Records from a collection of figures
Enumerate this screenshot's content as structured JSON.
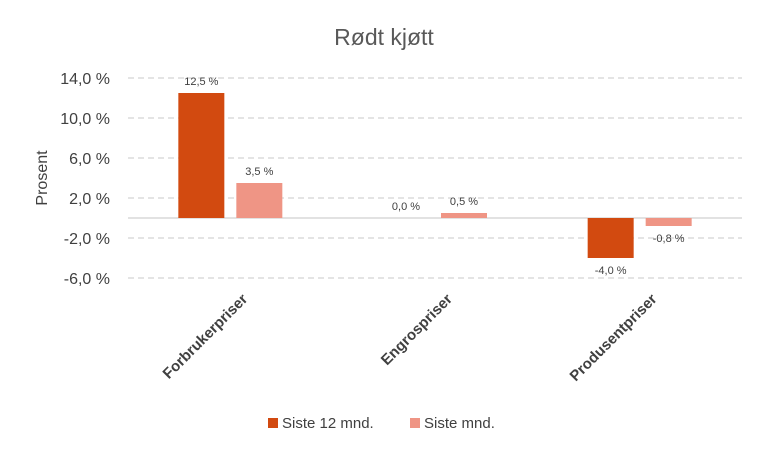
{
  "chart_data": {
    "type": "bar",
    "title": "Rødt kjøtt",
    "ylabel": "Prosent",
    "xlabel": "",
    "ylim": [
      -6.0,
      14.0
    ],
    "yticks": [
      14.0,
      10.0,
      6.0,
      2.0,
      -2.0,
      -6.0
    ],
    "ytick_labels": [
      "14,0 %",
      "10,0 %",
      "6,0 %",
      "2,0 %",
      "-2,0 %",
      "-6,0 %"
    ],
    "grid": "horizontal dashed",
    "legend_position": "bottom",
    "categories": [
      "Forbrukerpriser",
      "Engrospriser",
      "Produsentpriser"
    ],
    "series": [
      {
        "name": "Siste 12 mnd.",
        "color": "#d24a10",
        "values": [
          12.5,
          0.0,
          -4.0
        ],
        "labels": [
          "12,5 %",
          "0,0 %",
          "-4,0 %"
        ]
      },
      {
        "name": "Siste mnd.",
        "color": "#ef9585",
        "values": [
          3.5,
          0.5,
          -0.8
        ],
        "labels": [
          "3,5 %",
          "0,5 %",
          "-0,8 %"
        ]
      }
    ]
  }
}
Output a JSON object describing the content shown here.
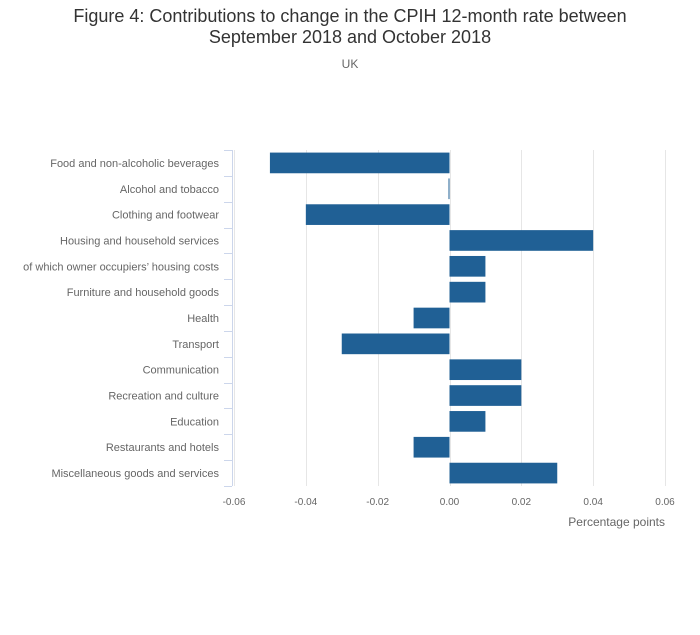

_PROBLEM TO SOLVE_
Using the data above, write out every line exactly, leaving the images behind.

_RESULT FOR THIS EXERCISE_
Enumerate this screenshot's content as structured JSON.
{
  "chart_data": {
    "type": "bar",
    "title": "Rødt kjøtt",
    "ylabel": "Prosent",
    "xlabel": "",
    "ylim": [
      -6.0,
      14.0
    ],
    "yticks": [
      14.0,
      10.0,
      6.0,
      2.0,
      -2.0,
      -6.0
    ],
    "ytick_labels": [
      "14,0 %",
      "10,0 %",
      "6,0 %",
      "2,0 %",
      "-2,0 %",
      "-6,0 %"
    ],
    "grid": "horizontal dashed",
    "legend_position": "bottom",
    "categories": [
      "Forbrukerpriser",
      "Engrospriser",
      "Produsentpriser"
    ],
    "series": [
      {
        "name": "Siste 12 mnd.",
        "color": "#d24a10",
        "values": [
          12.5,
          0.0,
          -4.0
        ],
        "labels": [
          "12,5 %",
          "0,0 %",
          "-4,0 %"
        ]
      },
      {
        "name": "Siste mnd.",
        "color": "#ef9585",
        "values": [
          3.5,
          0.5,
          -0.8
        ],
        "labels": [
          "3,5 %",
          "0,5 %",
          "-0,8 %"
        ]
      }
    ]
  }
}
Output a JSON object describing the content shown here.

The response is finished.